• **Entries shown**
┌────────

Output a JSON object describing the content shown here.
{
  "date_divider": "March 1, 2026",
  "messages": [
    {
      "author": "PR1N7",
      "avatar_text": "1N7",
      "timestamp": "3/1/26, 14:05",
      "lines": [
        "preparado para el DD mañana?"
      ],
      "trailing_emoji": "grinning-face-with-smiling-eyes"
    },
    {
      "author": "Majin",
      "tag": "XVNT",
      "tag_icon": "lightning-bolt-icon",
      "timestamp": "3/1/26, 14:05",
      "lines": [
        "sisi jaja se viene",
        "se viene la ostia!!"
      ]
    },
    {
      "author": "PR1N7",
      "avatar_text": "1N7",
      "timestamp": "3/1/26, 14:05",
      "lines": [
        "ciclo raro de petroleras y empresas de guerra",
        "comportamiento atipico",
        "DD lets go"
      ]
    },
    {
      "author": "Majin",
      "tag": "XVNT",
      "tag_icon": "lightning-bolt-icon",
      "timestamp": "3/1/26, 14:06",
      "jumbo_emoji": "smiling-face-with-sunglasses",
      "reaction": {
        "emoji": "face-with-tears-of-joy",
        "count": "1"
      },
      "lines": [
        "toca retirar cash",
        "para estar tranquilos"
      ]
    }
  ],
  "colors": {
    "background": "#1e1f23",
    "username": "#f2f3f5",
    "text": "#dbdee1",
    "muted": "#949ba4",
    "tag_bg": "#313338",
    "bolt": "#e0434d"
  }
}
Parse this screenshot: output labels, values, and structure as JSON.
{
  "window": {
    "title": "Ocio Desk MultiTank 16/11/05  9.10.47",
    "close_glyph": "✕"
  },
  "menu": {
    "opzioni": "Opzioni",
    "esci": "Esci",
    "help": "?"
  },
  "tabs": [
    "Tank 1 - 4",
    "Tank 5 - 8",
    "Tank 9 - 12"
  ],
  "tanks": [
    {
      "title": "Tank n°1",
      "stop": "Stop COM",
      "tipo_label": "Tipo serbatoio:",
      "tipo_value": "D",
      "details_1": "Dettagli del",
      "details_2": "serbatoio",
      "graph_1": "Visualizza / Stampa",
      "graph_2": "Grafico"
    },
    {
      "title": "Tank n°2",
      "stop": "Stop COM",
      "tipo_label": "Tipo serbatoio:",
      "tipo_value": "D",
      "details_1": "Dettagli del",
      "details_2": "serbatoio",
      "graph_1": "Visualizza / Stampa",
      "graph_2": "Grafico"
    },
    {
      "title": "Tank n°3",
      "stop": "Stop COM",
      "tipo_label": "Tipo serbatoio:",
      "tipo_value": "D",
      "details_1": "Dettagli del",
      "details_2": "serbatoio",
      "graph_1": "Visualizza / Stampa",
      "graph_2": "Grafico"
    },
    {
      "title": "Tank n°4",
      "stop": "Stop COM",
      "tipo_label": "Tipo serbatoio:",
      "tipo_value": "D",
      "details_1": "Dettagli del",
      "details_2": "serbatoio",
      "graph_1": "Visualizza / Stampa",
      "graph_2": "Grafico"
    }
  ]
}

└────────

Return all of the above records exactly, leaving no line out.

• **The response**
Output a JSON object describing the content shown here.
{
  "date_divider": "March 1, 2026",
  "messages": [
    {
      "author": "PR1N7",
      "avatar_text": "1N7",
      "timestamp": "3/1/26, 14:05",
      "lines": [
        "preparado para el DD mañana?"
      ],
      "trailing_emoji": "grinning-face-with-smiling-eyes"
    },
    {
      "author": "Majin",
      "tag": "XVNT",
      "tag_icon": "lightning-bolt-icon",
      "timestamp": "3/1/26, 14:05",
      "lines": [
        "sisi jaja se viene",
        "se viene la ostia!!"
      ]
    },
    {
      "author": "PR1N7",
      "avatar_text": "1N7",
      "timestamp": "3/1/26, 14:05",
      "lines": [
        "ciclo raro de petroleras y empresas de guerra",
        "comportamiento atipico",
        "DD lets go"
      ]
    },
    {
      "author": "Majin",
      "tag": "XVNT",
      "tag_icon": "lightning-bolt-icon",
      "timestamp": "3/1/26, 14:06",
      "jumbo_emoji": "smiling-face-with-sunglasses",
      "reaction": {
        "emoji": "face-with-tears-of-joy",
        "count": "1"
      },
      "lines": [
        "toca retirar cash",
        "para estar tranquilos"
      ]
    }
  ],
  "colors": {
    "background": "#1e1f23",
    "username": "#f2f3f5",
    "text": "#dbdee1",
    "muted": "#949ba4",
    "tag_bg": "#313338",
    "bolt": "#e0434d"
  }
}
Parse this screenshot: output labels, values, and structure as JSON.
{
  "window": {
    "title": "Ocio Desk MultiTank 16/11/05  9.10.47",
    "close_glyph": "✕"
  },
  "menu": {
    "opzioni": "Opzioni",
    "esci": "Esci",
    "help": "?"
  },
  "tabs": [
    "Tank 1 - 4",
    "Tank 5 - 8",
    "Tank 9 - 12"
  ],
  "tanks": [
    {
      "title": "Tank n°1",
      "stop": "Stop COM",
      "tipo_label": "Tipo serbatoio:",
      "tipo_value": "D",
      "details_1": "Dettagli del",
      "details_2": "serbatoio",
      "graph_1": "Visualizza / Stampa",
      "graph_2": "Grafico"
    },
    {
      "title": "Tank n°2",
      "stop": "Stop COM",
      "tipo_label": "Tipo serbatoio:",
      "tipo_value": "D",
      "details_1": "Dettagli del",
      "details_2": "serbatoio",
      "graph_1": "Visualizza / Stampa",
      "graph_2": "Grafico"
    },
    {
      "title": "Tank n°3",
      "stop": "Stop COM",
      "tipo_label": "Tipo serbatoio:",
      "tipo_value": "D",
      "details_1": "Dettagli del",
      "details_2": "serbatoio",
      "graph_1": "Visualizza / Stampa",
      "graph_2": "Grafico"
    },
    {
      "title": "Tank n°4",
      "stop": "Stop COM",
      "tipo_label": "Tipo serbatoio:",
      "tipo_value": "D",
      "details_1": "Dettagli del",
      "details_2": "serbatoio",
      "graph_1": "Visualizza / Stampa",
      "graph_2": "Grafico"
    }
  ]
}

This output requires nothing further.